* **Directions**: Extract the lines running from the one that contains "period-label-P2: P2 [240, 13, 259, 28]" through the one that contains "contour-1-3 [322, 310, 334, 334]", inclusive, and reproduce them unchanged.

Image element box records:
============================================================

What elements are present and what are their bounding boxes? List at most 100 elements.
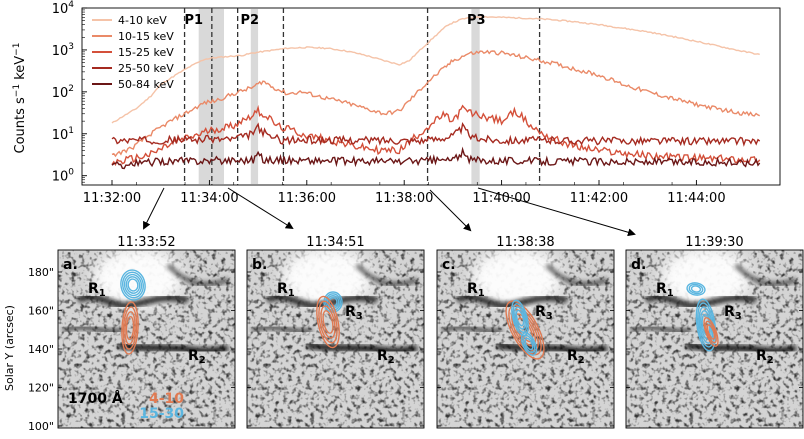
period-label-P2: P2 [240, 13, 259, 28]
contour-1-3 [515, 309, 525, 327]
period-label-P3: P3 [467, 13, 486, 28]
legend-entry-3: 25-50 keV [118, 62, 174, 75]
legend-entry-4: 50-84 keV [118, 78, 174, 91]
panel-letter: a. [63, 257, 78, 273]
series-line-15-25-keV [111, 104, 761, 167]
contour-1-3 [322, 310, 334, 334]
dark-ribbon-north [166, 263, 229, 287]
period-dashed-lines [183, 8, 541, 185]
contour-1-1 [122, 306, 138, 350]
dark-ribbon-north [545, 263, 608, 287]
x-tick-label-4: 11:40:00 [472, 191, 530, 206]
dark-ribbon-r2 [306, 341, 418, 355]
dark-ribbon-r1 [265, 293, 378, 310]
contour-0-0 [686, 282, 706, 296]
xray-contours [505, 299, 545, 360]
x-tick-label-2: 11:36:00 [278, 191, 336, 206]
label-r3: R3 [724, 304, 742, 322]
contour-label-15-30: 15-30 [139, 406, 184, 422]
dark-ribbon-west [62, 324, 124, 334]
panel-letter: b. [252, 257, 267, 273]
panel-time: 11:38:38 [496, 235, 554, 250]
image-frame [436, 249, 615, 429]
panel-time: 11:34:51 [306, 235, 364, 250]
contour-2-0 [703, 317, 719, 347]
contour-1-0 [316, 295, 340, 349]
arrow-to-panel-a [143, 187, 165, 230]
wavelength-label: 1700 Å [68, 390, 123, 407]
x-tick-label-0: 11:32:00 [83, 191, 141, 206]
image-panel-4: d. 11:39:30 R1 R2 R3 [625, 235, 804, 429]
light-curve-series [111, 15, 761, 170]
contour-1-1 [318, 300, 338, 344]
dark-ribbon-r2 [496, 341, 608, 355]
x-axis-ticks: 11:32:00 11:34:00 11:36:00 11:38:00 11:40:00… [83, 180, 726, 206]
y-tick-label-4: 104 [52, 0, 75, 17]
panels-y-axis-label: Solar Y (arcsec) [3, 305, 16, 391]
label-r2: R2 [756, 348, 774, 366]
contour-1-0 [121, 301, 139, 355]
contour-0-1 [122, 271, 144, 299]
panel-letter: d. [631, 257, 646, 273]
contour-0-2 [690, 285, 702, 293]
series-line-4-10-keV [111, 15, 760, 124]
period-labels: P1 P2 P3 [184, 13, 485, 28]
image-panel-2: b. 11:34:51 R1 R2 R3 [246, 235, 425, 429]
y-tick-label-3: 103 [52, 42, 74, 59]
label-r2: R2 [567, 348, 585, 366]
y-tick-label-2: 102 [52, 84, 74, 101]
image-panel-3: c. 11:38:38 R1 R2 R3 [436, 235, 615, 429]
contour-2-2 [706, 324, 716, 340]
contour-0-0 [505, 300, 545, 360]
label-r1: R1 [467, 281, 485, 299]
contour-2-1 [522, 334, 536, 354]
contour-1-1 [512, 303, 528, 333]
arrow-to-panel-c [429, 189, 472, 232]
panels-y-ticks: 180" 160" 140" 120" 100" [28, 266, 54, 433]
bright-plage [661, 248, 751, 308]
x-tick-label-3: 11:38:00 [375, 191, 433, 206]
dark-ribbon-west [441, 324, 503, 334]
label-r3: R3 [345, 304, 363, 322]
panel-y-tick-label-3: 120" [28, 382, 54, 395]
y-tick-label-1: 101 [52, 126, 74, 143]
contour-1-0 [695, 298, 717, 352]
dark-ribbon-north [355, 263, 418, 287]
series-line-25-50-keV [111, 122, 761, 147]
label-r2: R2 [188, 348, 206, 366]
dark-ribbon-r1 [76, 293, 189, 310]
contour-1-3 [125, 315, 135, 341]
contour-0-3 [125, 276, 141, 294]
bright-plage [472, 248, 562, 308]
contour-2-1 [705, 320, 717, 344]
x-tick-label-6: 11:44:00 [667, 191, 725, 206]
image-frame [625, 249, 804, 429]
dark-ribbon-r2 [117, 341, 229, 355]
y-tick-label-0: 100 [52, 168, 75, 185]
period-band-3 [471, 9, 480, 184]
contour-0-0 [120, 269, 146, 301]
panel-time: 11:39:30 [685, 235, 743, 250]
contour-label-4-10: 4-10 [149, 391, 184, 407]
label-r3: R3 [535, 304, 553, 322]
period-label-P1: P1 [184, 13, 203, 28]
arrow-to-panel-b [227, 187, 294, 230]
dark-ribbon-west [630, 324, 692, 334]
pointer-arrows [143, 187, 636, 237]
contour-0-4 [127, 278, 139, 292]
panel-y-tick-label-2: 140" [28, 343, 54, 356]
x-tick-label-1: 11:34:00 [180, 191, 238, 206]
series-line-10-15-keV [111, 49, 760, 158]
y-axis-label: Counts s−1 keV−1 [12, 43, 28, 154]
label-r1: R1 [88, 281, 106, 299]
dark-ribbon-r2 [685, 341, 797, 355]
dark-ribbon-north [734, 263, 797, 287]
period-band-2 [250, 9, 259, 184]
image-panel-1: a. 11:33:52 R1 R2 [57, 235, 236, 429]
label-r1: R1 [277, 281, 295, 299]
legend: 4-10 keV 10-15 keV 15-25 keV 25-50 keV 50-84… [92, 14, 174, 91]
image-panels: a. 11:33:52 R1 R2 b. 11:34:51 R1 R2 R3 c. 11:38:38… [57, 235, 804, 429]
panel-time: 11:33:52 [117, 235, 175, 250]
contour-1-2 [320, 305, 336, 339]
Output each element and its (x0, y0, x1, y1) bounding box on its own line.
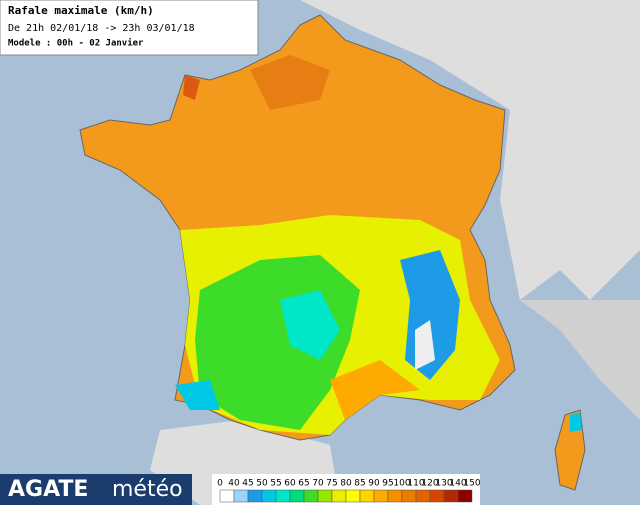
legend-tick-label: 150 (463, 479, 480, 489)
legend-tick-label: 80 (340, 479, 352, 489)
corsica-cap (570, 412, 582, 432)
legend-tick-label: 60 (284, 479, 296, 489)
cotentin-zone (183, 75, 200, 100)
legend-tick-label: 75 (326, 479, 337, 489)
legend-tick-label: 55 (270, 479, 281, 489)
legend-tick-label: 50 (256, 479, 268, 489)
title-box (0, 0, 259, 56)
legend-swatch (233, 489, 249, 503)
legend-tick-label: 110 (407, 479, 424, 489)
legend-tick-label: 90 (368, 479, 380, 489)
legend-tick-label: 120 (421, 479, 438, 489)
legend-swatch (359, 489, 375, 503)
legend-swatch (429, 489, 445, 503)
legend-swatch (275, 489, 291, 503)
logo-box (0, 474, 192, 505)
legend-tick-label: 65 (298, 479, 309, 489)
cyan-zone (280, 290, 340, 360)
logo-brand: AGATE (8, 477, 88, 502)
legend-swatch (443, 489, 459, 503)
legend-swatch (219, 489, 235, 503)
legend-swatch (345, 489, 361, 503)
legend-tick-label: 140 (449, 479, 466, 489)
logo-suffix: météo (112, 477, 183, 502)
legend-tick-label: 130 (435, 479, 452, 489)
legend-tick-label: 85 (354, 479, 365, 489)
legend-swatch (247, 489, 263, 503)
landes-zone (175, 380, 220, 410)
legend-swatch (303, 489, 319, 503)
legend-tick-label: 0 (217, 479, 223, 489)
legend-swatch (317, 489, 333, 503)
alps-white-zone (415, 320, 435, 370)
legend-swatch (373, 489, 389, 503)
legend: 0 40 45 50 55 60 65 70 75 80 85 90 95 100110120130140… (212, 474, 481, 505)
legend-swatch (289, 489, 305, 503)
model: Modele : 00h - 02 Janvier (8, 38, 144, 49)
legend-tick-label: 95 (382, 479, 393, 489)
period: De 21h 02/01/18 -> 23h 03/01/18 (8, 23, 195, 34)
legend-swatch (401, 489, 417, 503)
neighbour-land (0, 0, 640, 300)
italy (520, 300, 640, 420)
legend-swatch (415, 489, 431, 503)
south-orange-zone (330, 360, 420, 420)
legend-swatch (457, 489, 473, 503)
legend-tick-label: 40 (228, 479, 240, 489)
north-zone (250, 55, 330, 110)
legend-tick-label: 70 (312, 479, 324, 489)
legend-tick-label: 45 (242, 479, 253, 489)
legend-swatch (387, 489, 403, 503)
title: Rafale maximale (km/h) (8, 4, 154, 17)
legend-swatch (331, 489, 347, 503)
legend-swatch (261, 489, 277, 503)
legend-tick-label: 100 (393, 479, 410, 489)
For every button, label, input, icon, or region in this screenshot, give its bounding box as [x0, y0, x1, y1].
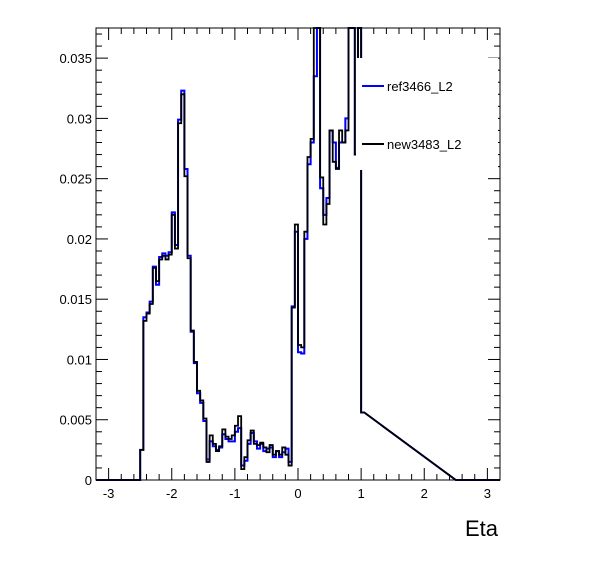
x-tick-label: 1	[358, 486, 365, 501]
y-tick-label: 0.03	[67, 111, 92, 126]
y-tick-label: 0.01	[67, 352, 92, 367]
legend-label-ref: ref3466_L2	[387, 79, 453, 94]
y-tick-label: 0.015	[59, 292, 92, 307]
legend: ref3466_L2 new3483_L2	[356, 58, 498, 170]
y-tick-label: 0	[85, 473, 92, 488]
histogram-layer	[96, 27, 500, 481]
legend-box	[356, 58, 498, 170]
axis-layer: 0 0.005 0.01 0.015 0.02 0.025 0.03 0.035 -3 -2 -1 0…	[59, 28, 501, 501]
x-tick-label: -1	[229, 486, 241, 501]
x-tick-label: -2	[166, 486, 178, 501]
x-tick-label: 2	[421, 486, 428, 501]
y-tick-label: 0.035	[59, 51, 92, 66]
x-axis-title: Eta	[465, 516, 499, 541]
legend-label-new: new3483_L2	[387, 137, 461, 152]
series-new3483_L2	[96, 27, 500, 481]
x-tick-label: -3	[103, 486, 115, 501]
x-tick-label: 3	[484, 486, 491, 501]
y-tick-label: 0.02	[67, 232, 92, 247]
y-tick-label: 0.005	[59, 413, 92, 428]
y-tick-label: 0.025	[59, 172, 92, 187]
x-tick-label: 0	[294, 486, 301, 501]
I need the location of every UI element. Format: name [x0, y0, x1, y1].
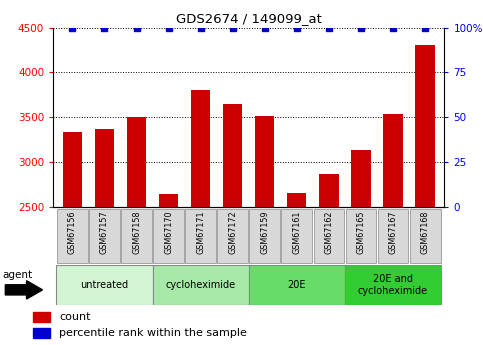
Bar: [351, 150, 370, 207]
Text: GSM67159: GSM67159: [260, 211, 270, 255]
Text: GSM67171: GSM67171: [196, 211, 205, 254]
Bar: [63, 132, 82, 207]
FancyBboxPatch shape: [57, 209, 88, 263]
FancyBboxPatch shape: [121, 209, 152, 263]
FancyBboxPatch shape: [346, 209, 376, 263]
Bar: [191, 90, 210, 207]
Bar: [95, 129, 114, 207]
FancyBboxPatch shape: [57, 265, 153, 305]
FancyBboxPatch shape: [313, 209, 344, 263]
Text: GSM67170: GSM67170: [164, 211, 173, 254]
Text: 20E and
cycloheximide: 20E and cycloheximide: [358, 274, 428, 296]
Text: percentile rank within the sample: percentile rank within the sample: [59, 328, 247, 338]
Bar: [127, 117, 146, 207]
Bar: [159, 194, 178, 207]
Text: GSM67167: GSM67167: [388, 211, 398, 254]
Title: GDS2674 / 149099_at: GDS2674 / 149099_at: [176, 12, 322, 25]
Text: GSM67168: GSM67168: [421, 211, 429, 254]
Text: GSM67172: GSM67172: [228, 211, 237, 255]
FancyBboxPatch shape: [249, 209, 280, 263]
Bar: [415, 45, 435, 207]
FancyBboxPatch shape: [217, 209, 248, 263]
Bar: [223, 104, 242, 207]
Text: untreated: untreated: [80, 280, 128, 290]
Text: cycloheximide: cycloheximide: [166, 280, 236, 290]
FancyBboxPatch shape: [89, 209, 120, 263]
FancyBboxPatch shape: [185, 209, 216, 263]
FancyBboxPatch shape: [345, 265, 441, 305]
FancyBboxPatch shape: [249, 265, 345, 305]
FancyBboxPatch shape: [378, 209, 409, 263]
Bar: [33, 312, 50, 322]
Text: GSM67162: GSM67162: [325, 211, 333, 254]
Bar: [319, 174, 339, 207]
Bar: [255, 116, 274, 207]
FancyBboxPatch shape: [153, 265, 249, 305]
FancyBboxPatch shape: [282, 209, 312, 263]
Text: GSM67157: GSM67157: [100, 211, 109, 255]
Text: GSM67165: GSM67165: [356, 211, 366, 254]
Bar: [287, 193, 307, 207]
Text: agent: agent: [3, 270, 33, 280]
FancyBboxPatch shape: [410, 209, 440, 263]
Text: GSM67161: GSM67161: [292, 211, 301, 254]
Text: count: count: [59, 312, 90, 322]
FancyBboxPatch shape: [153, 209, 184, 263]
Bar: [384, 114, 403, 207]
Text: 20E: 20E: [287, 280, 306, 290]
Bar: [33, 328, 50, 338]
Text: GSM67156: GSM67156: [68, 211, 77, 254]
Text: GSM67158: GSM67158: [132, 211, 141, 254]
FancyArrow shape: [5, 281, 43, 299]
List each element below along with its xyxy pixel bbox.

============================================================

* **Answer in full**:
period-label-P2: P2 [240, 13, 259, 28]
contour-1-3 [515, 309, 525, 327]
period-label-P3: P3 [467, 13, 486, 28]
legend-entry-3: 25-50 keV [118, 62, 174, 75]
legend-entry-4: 50-84 keV [118, 78, 174, 91]
panel-letter: a. [63, 257, 78, 273]
series-line-15-25-keV [111, 104, 761, 167]
contour-1-3 [322, 310, 334, 334]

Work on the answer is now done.